**TASK DETAILS:** Transcribe the entries below exactly.

**STORED RECORDS:**
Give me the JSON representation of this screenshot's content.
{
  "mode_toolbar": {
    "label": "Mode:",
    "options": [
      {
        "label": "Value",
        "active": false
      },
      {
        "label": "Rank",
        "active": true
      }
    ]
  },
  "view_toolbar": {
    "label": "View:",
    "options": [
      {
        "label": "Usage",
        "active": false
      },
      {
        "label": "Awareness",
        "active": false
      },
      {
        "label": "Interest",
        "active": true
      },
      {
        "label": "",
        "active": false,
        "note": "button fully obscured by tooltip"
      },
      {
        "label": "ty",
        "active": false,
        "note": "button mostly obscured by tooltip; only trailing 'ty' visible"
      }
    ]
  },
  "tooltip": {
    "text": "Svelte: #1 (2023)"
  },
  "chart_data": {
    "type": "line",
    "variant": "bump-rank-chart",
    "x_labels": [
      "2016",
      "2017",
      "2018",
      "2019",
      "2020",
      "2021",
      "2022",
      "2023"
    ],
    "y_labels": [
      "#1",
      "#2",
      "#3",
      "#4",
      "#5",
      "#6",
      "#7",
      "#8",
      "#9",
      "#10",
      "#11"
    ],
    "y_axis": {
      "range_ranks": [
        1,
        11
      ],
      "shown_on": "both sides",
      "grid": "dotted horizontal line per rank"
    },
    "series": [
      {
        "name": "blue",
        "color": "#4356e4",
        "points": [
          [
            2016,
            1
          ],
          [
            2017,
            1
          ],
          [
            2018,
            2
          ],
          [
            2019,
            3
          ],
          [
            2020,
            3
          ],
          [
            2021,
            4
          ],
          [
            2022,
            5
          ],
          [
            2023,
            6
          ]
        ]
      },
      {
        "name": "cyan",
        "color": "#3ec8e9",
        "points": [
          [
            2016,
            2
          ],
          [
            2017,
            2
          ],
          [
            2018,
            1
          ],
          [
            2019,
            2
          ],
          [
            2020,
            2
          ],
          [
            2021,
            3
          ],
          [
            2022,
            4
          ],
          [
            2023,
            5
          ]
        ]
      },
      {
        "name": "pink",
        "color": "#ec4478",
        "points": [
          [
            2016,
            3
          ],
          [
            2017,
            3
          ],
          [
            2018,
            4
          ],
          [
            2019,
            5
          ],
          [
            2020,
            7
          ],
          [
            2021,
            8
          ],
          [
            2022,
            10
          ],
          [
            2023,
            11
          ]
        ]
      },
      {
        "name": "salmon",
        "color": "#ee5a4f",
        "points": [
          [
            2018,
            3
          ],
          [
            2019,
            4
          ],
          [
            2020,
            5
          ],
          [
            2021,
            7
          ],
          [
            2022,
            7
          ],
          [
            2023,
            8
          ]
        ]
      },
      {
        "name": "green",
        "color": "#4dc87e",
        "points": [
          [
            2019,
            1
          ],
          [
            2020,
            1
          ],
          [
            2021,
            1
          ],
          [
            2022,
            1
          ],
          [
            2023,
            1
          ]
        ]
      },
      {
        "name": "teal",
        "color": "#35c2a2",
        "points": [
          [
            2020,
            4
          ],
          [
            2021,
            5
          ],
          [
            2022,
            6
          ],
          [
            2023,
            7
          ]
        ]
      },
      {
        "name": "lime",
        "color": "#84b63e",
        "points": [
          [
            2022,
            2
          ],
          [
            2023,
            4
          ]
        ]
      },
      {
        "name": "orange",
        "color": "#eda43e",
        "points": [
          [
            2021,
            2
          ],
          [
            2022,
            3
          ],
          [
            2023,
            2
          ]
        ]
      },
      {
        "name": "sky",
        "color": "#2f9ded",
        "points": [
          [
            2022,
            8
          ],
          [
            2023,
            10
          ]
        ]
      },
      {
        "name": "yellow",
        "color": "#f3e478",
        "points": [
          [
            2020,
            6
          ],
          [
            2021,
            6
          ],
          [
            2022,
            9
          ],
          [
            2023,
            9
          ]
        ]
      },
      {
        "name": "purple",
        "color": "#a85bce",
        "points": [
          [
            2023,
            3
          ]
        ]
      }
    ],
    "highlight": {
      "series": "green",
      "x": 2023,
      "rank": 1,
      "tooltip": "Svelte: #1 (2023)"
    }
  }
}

**THE OUTPUT:**
Give me the JSON representation of this screenshot's content.
{
  "mode_toolbar": {
    "label": "Mode:",
    "options": [
      {
        "label": "Value",
        "active": false
      },
      {
        "label": "Rank",
        "active": true
      }
    ]
  },
  "view_toolbar": {
    "label": "View:",
    "options": [
      {
        "label": "Usage",
        "active": false
      },
      {
        "label": "Awareness",
        "active": false
      },
      {
        "label": "Interest",
        "active": true
      },
      {
        "label": "",
        "active": false,
        "note": "button fully obscured by tooltip"
      },
      {
        "label": "ty",
        "active": false,
        "note": "button mostly obscured by tooltip; only trailing 'ty' visible"
      }
    ]
  },
  "tooltip": {
    "text": "Svelte: #1 (2023)"
  },
  "chart_data": {
    "type": "line",
    "variant": "bump-rank-chart",
    "x_labels": [
      "2016",
      "2017",
      "2018",
      "2019",
      "2020",
      "2021",
      "2022",
      "2023"
    ],
    "y_labels": [
      "#1",
      "#2",
      "#3",
      "#4",
      "#5",
      "#6",
      "#7",
      "#8",
      "#9",
      "#10",
      "#11"
    ],
    "y_axis": {
      "range_ranks": [
        1,
        11
      ],
      "shown_on": "both sides",
      "grid": "dotted horizontal line per rank"
    },
    "series": [
      {
        "name": "blue",
        "color": "#4356e4",
        "points": [
          [
            2016,
            1
          ],
          [
            2017,
            1
          ],
          [
            2018,
            2
          ],
          [
            2019,
            3
          ],
          [
            2020,
            3
          ],
          [
            2021,
            4
          ],
          [
            2022,
            5
          ],
          [
            2023,
            6
          ]
        ]
      },
      {
        "name": "cyan",
        "color": "#3ec8e9",
        "points": [
          [
            2016,
            2
          ],
          [
            2017,
            2
          ],
          [
            2018,
            1
          ],
          [
            2019,
            2
          ],
          [
            2020,
            2
          ],
          [
            2021,
            3
          ],
          [
            2022,
            4
          ],
          [
            2023,
            5
          ]
        ]
      },
      {
        "name": "pink",
        "color": "#ec4478",
        "points": [
          [
            2016,
            3
          ],
          [
            2017,
            3
          ],
          [
            2018,
            4
          ],
          [
            2019,
            5
          ],
          [
            2020,
            7
          ],
          [
            2021,
            8
          ],
          [
            2022,
            10
          ],
          [
            2023,
            11
          ]
        ]
      },
      {
        "name": "salmon",
        "color": "#ee5a4f",
        "points": [
          [
            2018,
            3
          ],
          [
            2019,
            4
          ],
          [
            2020,
            5
          ],
          [
            2021,
            7
          ],
          [
            2022,
            7
          ],
          [
            2023,
            8
          ]
        ]
      },
      {
        "name": "green",
        "color": "#4dc87e",
        "points": [
          [
            2019,
            1
          ],
          [
            2020,
            1
          ],
          [
            2021,
            1
          ],
          [
            2022,
            1
          ],
          [
            2023,
            1
          ]
        ]
      },
      {
        "name": "teal",
        "color": "#35c2a2",
        "points": [
          [
            2020,
            4
          ],
          [
            2021,
            5
          ],
          [
            2022,
            6
          ],
          [
            2023,
            7
          ]
        ]
      },
      {
        "name": "lime",
        "color": "#84b63e",
        "points": [
          [
            2022,
            2
          ],
          [
            2023,
            4
          ]
        ]
      },
      {
        "name": "orange",
        "color": "#eda43e",
        "points": [
          [
            2021,
            2
          ],
          [
            2022,
            3
          ],
          [
            2023,
            2
          ]
        ]
      },
      {
        "name": "sky",
        "color": "#2f9ded",
        "points": [
          [
            2022,
            8
          ],
          [
            2023,
            10
          ]
        ]
      },
      {
        "name": "yellow",
        "color": "#f3e478",
        "points": [
          [
            2020,
            6
          ],
          [
            2021,
            6
          ],
          [
            2022,
            9
          ],
          [
            2023,
            9
          ]
        ]
      },
      {
        "name": "purple",
        "color": "#a85bce",
        "points": [
          [
            2023,
            3
          ]
        ]
      }
    ],
    "highlight": {
      "series": "green",
      "x": 2023,
      "rank": 1,
      "tooltip": "Svelte: #1 (2023)"
    }
  }
}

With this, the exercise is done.